The compliance officer who inspected Respondent's worksite on behalf of the Secretary of Labor ("the Secretary") was of the opinion that the unguarded points of operation between the pluggers and spinners and the carburetor bodies created a hazard because an employee could get a hand caught in the moving machinery.   He testified that in the event of contact with any of the points of operation a person could receive "various injuries to the limbs" and such contact would "cause possibly minor fractures [*5]   and at least breaking of tissue, severing of the tissue."

Respondent's supervisor of safety testified that, in his opinion, the cited standard requires point of operation guarding only when an employee loads and unloads parts at the point of operation. He thought that the machine at issue did not present a hazard to employees because it was not manually fed at the point of operation. Respondent's supervisor further testified that the guards already in place on the machine were installed in accordance with Respondent's "very conservative" policy of "guarding beyond what might be specifically interpreted as required by law."

▶ [Data lines]

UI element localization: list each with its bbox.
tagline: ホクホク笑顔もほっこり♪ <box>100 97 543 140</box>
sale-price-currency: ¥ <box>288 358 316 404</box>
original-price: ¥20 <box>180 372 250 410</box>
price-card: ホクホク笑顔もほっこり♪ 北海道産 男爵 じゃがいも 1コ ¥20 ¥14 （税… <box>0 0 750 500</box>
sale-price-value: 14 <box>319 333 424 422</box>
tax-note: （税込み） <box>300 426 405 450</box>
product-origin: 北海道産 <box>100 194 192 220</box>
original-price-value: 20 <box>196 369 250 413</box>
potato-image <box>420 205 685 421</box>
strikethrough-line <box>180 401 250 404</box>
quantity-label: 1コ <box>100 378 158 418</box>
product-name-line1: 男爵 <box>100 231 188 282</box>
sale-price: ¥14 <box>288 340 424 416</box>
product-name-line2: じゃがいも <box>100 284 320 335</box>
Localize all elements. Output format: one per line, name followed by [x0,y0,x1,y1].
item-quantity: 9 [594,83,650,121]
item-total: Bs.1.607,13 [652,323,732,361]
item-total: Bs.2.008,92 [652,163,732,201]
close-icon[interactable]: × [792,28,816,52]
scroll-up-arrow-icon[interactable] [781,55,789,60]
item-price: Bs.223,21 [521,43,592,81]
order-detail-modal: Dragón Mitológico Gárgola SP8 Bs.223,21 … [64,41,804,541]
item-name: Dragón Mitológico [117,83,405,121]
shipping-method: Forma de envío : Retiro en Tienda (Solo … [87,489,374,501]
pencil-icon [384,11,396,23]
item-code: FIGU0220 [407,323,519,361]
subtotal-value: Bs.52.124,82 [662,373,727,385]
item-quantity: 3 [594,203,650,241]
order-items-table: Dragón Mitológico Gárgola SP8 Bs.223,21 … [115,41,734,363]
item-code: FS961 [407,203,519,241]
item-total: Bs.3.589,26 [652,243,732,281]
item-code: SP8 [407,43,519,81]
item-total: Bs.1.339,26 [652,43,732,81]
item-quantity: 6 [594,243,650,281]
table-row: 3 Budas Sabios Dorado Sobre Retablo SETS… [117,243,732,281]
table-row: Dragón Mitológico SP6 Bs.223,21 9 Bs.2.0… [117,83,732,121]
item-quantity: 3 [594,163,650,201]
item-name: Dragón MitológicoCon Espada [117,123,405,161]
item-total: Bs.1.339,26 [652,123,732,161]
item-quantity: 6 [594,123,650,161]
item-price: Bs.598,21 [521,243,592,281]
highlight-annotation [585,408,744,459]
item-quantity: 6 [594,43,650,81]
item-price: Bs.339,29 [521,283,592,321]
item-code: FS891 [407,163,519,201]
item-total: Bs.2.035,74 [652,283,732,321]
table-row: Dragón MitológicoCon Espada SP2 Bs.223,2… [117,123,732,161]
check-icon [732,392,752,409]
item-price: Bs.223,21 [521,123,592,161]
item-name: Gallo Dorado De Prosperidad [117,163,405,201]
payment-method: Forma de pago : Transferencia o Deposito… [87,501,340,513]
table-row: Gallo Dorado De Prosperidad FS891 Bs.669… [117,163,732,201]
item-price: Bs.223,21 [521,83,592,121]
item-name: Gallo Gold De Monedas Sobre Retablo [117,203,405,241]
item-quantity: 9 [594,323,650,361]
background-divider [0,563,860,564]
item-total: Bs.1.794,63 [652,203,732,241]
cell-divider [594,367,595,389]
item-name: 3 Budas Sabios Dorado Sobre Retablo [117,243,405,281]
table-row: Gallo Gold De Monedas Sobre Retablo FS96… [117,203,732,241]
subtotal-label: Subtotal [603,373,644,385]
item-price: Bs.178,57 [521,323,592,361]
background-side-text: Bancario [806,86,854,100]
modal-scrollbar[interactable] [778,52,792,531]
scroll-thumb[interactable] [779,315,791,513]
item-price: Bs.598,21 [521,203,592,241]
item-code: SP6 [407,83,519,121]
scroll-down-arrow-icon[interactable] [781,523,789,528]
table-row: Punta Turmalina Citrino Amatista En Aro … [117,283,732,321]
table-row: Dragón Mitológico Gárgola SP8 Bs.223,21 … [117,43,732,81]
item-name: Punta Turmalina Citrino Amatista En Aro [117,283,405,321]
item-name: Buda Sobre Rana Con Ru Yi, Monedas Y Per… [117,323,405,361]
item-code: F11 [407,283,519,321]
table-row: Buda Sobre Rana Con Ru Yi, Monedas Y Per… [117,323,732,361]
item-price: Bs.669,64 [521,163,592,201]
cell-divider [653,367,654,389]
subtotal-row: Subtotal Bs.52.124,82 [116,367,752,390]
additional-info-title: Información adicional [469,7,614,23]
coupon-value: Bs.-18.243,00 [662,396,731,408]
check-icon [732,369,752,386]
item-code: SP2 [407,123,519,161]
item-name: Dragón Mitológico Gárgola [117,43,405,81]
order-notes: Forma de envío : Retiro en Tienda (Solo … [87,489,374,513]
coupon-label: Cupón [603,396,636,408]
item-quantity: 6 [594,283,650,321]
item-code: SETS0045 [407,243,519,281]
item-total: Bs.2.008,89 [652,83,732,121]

▶ [Brief 1]
Answer these questions from the excerpt on the machine guarding dispute.
(a) According to the compliance officer, how could an employee get hurt at the unguarded points of operation?
(b) In the safety supervisor's opinion, when does the cited standard require point of operation guarding?
(c) What policy did the safety supervisor say the guards already on the machine were installed under?
▶ [Brief 2] Report every line of the entries that contains the string "quantity".

▶ [Complete answer 1]
(a) The employee could get a hand caught in the moving machinery.
(b) Only when an employee loads and unloads parts at the point of operation.
(c) Respondent's "very conservative" policy of "guarding beyond what might be specifically interpreted as required by law."

▶ [Complete answer 2]
quantity-label: 1コ <box>100 378 158 418</box>
item-quantity: 9 [594,83,650,121]
item-quantity: 3 [594,203,650,241]
item-quantity: 6 [594,243,650,281]
item-quantity: 3 [594,163,650,201]
item-quantity: 6 [594,123,650,161]
item-quantity: 6 [594,43,650,81]
item-quantity: 9 [594,323,650,361]
item-quantity: 6 [594,283,650,321]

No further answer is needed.